EXERCISE DESCRIPTION. Go through the entries below and pick out every line with "name".

DATA SUPPLIED.
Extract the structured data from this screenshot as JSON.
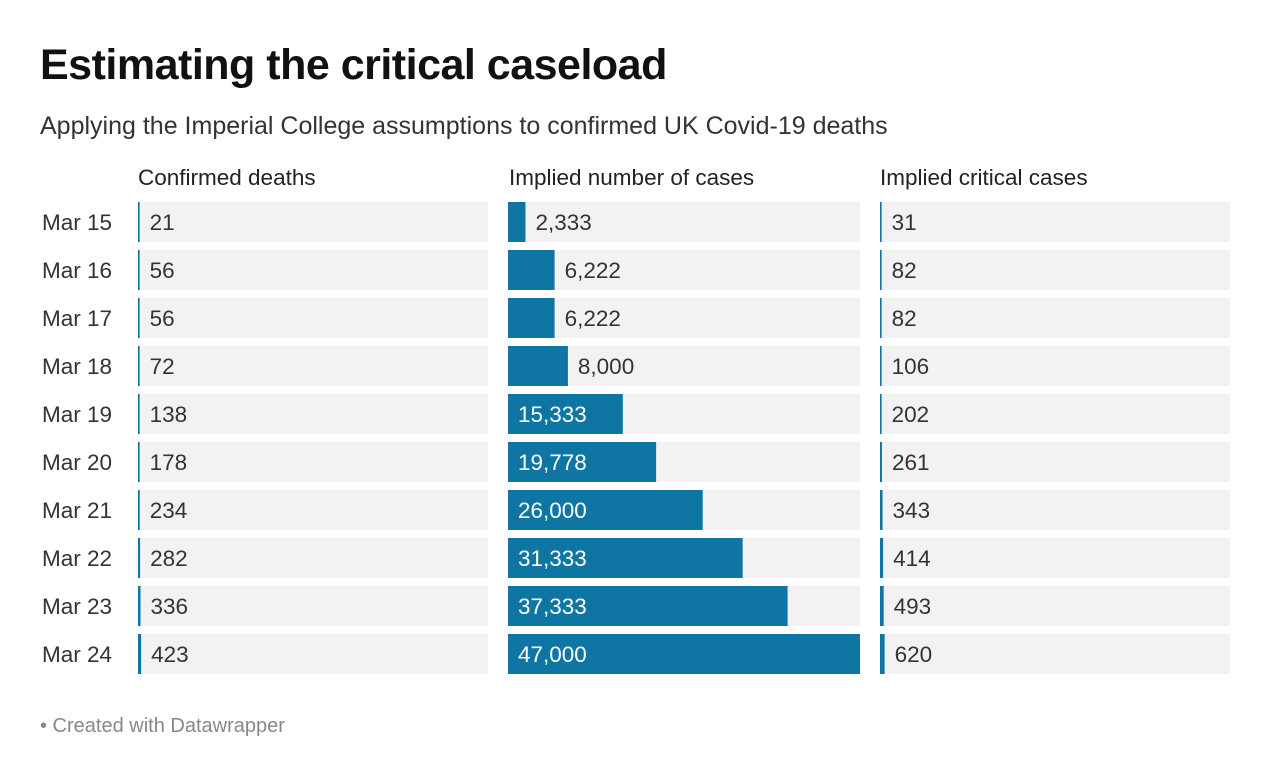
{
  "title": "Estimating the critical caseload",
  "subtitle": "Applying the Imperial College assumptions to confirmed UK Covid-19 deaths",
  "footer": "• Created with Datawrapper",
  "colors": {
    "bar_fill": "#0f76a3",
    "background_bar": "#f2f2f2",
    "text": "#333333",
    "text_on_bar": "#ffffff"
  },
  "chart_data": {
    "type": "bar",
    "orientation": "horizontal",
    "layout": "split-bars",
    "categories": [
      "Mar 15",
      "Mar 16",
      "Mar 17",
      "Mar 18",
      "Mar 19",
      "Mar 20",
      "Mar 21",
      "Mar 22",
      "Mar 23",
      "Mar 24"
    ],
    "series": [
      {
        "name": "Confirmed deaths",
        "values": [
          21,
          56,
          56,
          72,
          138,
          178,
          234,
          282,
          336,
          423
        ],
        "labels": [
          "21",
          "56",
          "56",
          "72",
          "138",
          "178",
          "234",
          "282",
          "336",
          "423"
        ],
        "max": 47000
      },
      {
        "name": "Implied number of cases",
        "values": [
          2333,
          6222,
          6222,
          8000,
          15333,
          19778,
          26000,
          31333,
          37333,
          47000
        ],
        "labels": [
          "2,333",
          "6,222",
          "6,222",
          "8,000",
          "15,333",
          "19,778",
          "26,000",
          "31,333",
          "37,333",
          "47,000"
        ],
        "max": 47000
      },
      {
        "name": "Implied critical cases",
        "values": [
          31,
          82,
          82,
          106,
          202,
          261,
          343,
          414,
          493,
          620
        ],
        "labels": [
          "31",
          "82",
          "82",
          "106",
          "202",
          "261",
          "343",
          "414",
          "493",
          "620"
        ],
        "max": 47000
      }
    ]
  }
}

==

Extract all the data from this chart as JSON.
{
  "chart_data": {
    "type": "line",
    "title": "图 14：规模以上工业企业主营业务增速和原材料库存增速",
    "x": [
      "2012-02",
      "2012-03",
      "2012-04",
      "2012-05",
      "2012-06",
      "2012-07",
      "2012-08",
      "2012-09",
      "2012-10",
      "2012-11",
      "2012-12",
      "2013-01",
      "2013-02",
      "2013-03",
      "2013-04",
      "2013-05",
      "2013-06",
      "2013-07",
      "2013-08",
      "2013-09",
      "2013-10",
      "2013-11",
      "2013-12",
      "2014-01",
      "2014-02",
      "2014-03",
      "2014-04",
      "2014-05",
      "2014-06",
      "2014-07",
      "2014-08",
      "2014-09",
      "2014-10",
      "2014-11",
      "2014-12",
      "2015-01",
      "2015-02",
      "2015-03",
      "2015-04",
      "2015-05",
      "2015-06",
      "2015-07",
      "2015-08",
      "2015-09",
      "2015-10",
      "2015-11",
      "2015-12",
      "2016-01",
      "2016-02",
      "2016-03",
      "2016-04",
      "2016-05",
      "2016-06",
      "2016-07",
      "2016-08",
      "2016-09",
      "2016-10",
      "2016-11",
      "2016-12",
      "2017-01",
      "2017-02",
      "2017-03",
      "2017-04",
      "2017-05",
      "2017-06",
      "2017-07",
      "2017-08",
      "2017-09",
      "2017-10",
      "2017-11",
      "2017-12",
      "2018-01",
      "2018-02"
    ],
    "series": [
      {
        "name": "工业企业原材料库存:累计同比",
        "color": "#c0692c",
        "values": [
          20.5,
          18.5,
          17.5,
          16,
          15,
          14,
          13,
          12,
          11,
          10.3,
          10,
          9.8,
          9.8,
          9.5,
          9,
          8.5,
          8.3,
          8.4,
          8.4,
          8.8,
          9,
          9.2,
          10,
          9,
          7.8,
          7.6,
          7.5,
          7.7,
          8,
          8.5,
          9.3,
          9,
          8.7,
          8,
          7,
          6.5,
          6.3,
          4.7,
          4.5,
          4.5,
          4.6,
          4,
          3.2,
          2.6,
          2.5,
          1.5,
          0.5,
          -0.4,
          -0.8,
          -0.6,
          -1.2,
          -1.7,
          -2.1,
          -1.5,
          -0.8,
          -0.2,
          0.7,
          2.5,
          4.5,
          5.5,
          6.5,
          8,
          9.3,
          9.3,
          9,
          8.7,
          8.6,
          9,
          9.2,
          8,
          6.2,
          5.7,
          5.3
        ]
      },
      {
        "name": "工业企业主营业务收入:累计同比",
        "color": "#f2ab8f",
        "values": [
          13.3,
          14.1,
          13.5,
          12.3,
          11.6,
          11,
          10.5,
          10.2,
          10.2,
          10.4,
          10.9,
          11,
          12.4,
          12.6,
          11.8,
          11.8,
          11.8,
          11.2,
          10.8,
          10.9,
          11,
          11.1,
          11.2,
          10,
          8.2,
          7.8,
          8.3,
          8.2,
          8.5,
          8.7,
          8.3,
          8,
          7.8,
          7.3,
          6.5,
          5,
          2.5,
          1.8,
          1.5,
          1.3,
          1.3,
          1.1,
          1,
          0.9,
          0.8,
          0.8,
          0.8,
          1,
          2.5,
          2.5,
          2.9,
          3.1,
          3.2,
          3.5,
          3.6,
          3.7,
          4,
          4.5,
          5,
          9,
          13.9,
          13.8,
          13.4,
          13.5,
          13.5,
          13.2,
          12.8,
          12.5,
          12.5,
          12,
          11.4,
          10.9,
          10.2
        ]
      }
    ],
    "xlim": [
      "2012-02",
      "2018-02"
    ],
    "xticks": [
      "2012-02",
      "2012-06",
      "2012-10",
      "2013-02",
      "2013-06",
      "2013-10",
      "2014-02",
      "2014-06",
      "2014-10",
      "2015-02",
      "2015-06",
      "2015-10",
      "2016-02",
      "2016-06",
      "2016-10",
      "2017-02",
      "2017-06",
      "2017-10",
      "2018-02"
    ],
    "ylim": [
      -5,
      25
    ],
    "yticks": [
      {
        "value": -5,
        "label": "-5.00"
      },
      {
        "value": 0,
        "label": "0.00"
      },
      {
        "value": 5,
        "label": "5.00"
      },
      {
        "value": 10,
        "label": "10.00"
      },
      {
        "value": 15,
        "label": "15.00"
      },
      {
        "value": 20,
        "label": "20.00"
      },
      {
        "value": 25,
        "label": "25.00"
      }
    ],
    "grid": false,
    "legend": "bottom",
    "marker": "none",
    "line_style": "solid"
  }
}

...

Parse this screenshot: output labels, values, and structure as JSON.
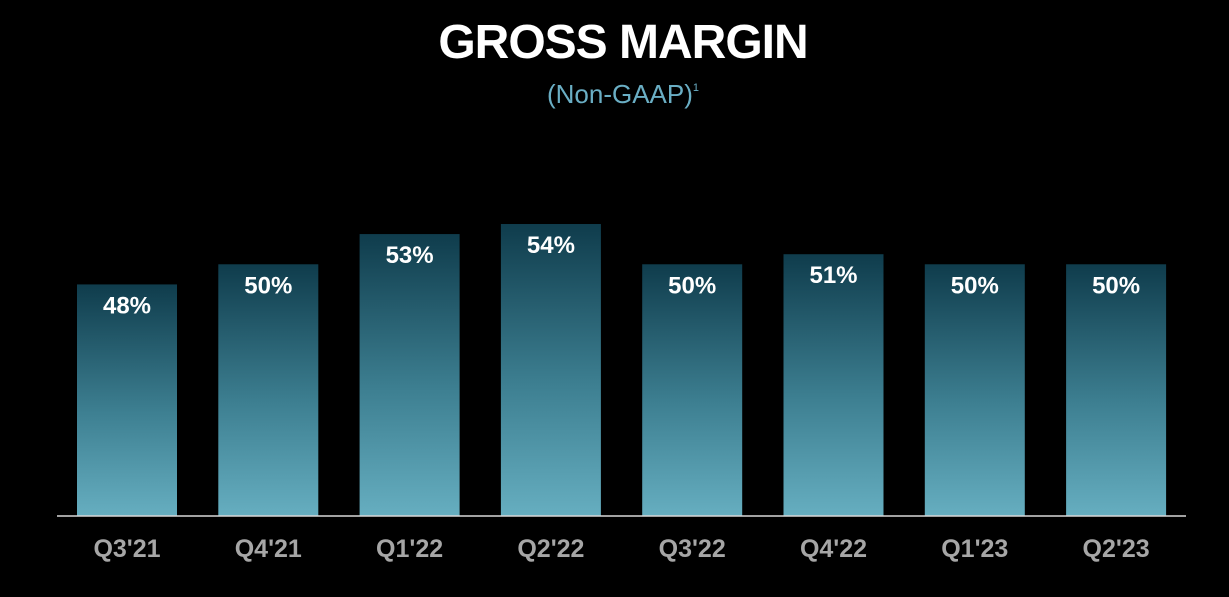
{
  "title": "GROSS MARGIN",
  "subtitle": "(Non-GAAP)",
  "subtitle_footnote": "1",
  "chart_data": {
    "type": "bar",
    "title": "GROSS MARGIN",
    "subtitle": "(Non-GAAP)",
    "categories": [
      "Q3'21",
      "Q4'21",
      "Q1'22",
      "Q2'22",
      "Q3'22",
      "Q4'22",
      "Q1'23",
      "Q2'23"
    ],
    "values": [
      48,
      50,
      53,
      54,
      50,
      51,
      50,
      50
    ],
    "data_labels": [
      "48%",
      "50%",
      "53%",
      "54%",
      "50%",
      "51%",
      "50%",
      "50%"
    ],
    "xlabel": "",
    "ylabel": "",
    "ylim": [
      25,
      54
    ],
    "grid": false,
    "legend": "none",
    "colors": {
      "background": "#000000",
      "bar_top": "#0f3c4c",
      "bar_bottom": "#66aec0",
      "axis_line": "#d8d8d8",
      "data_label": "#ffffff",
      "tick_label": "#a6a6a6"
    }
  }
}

FINISHED EXERCISE.
        "name": "Confirmed deaths",
        "name": "Implied number of cases",
        "name": "Implied critical cases",
        "name": "工业企业原材料库存:累计同比",
        "name": "工业企业主营业务收入:累计同比",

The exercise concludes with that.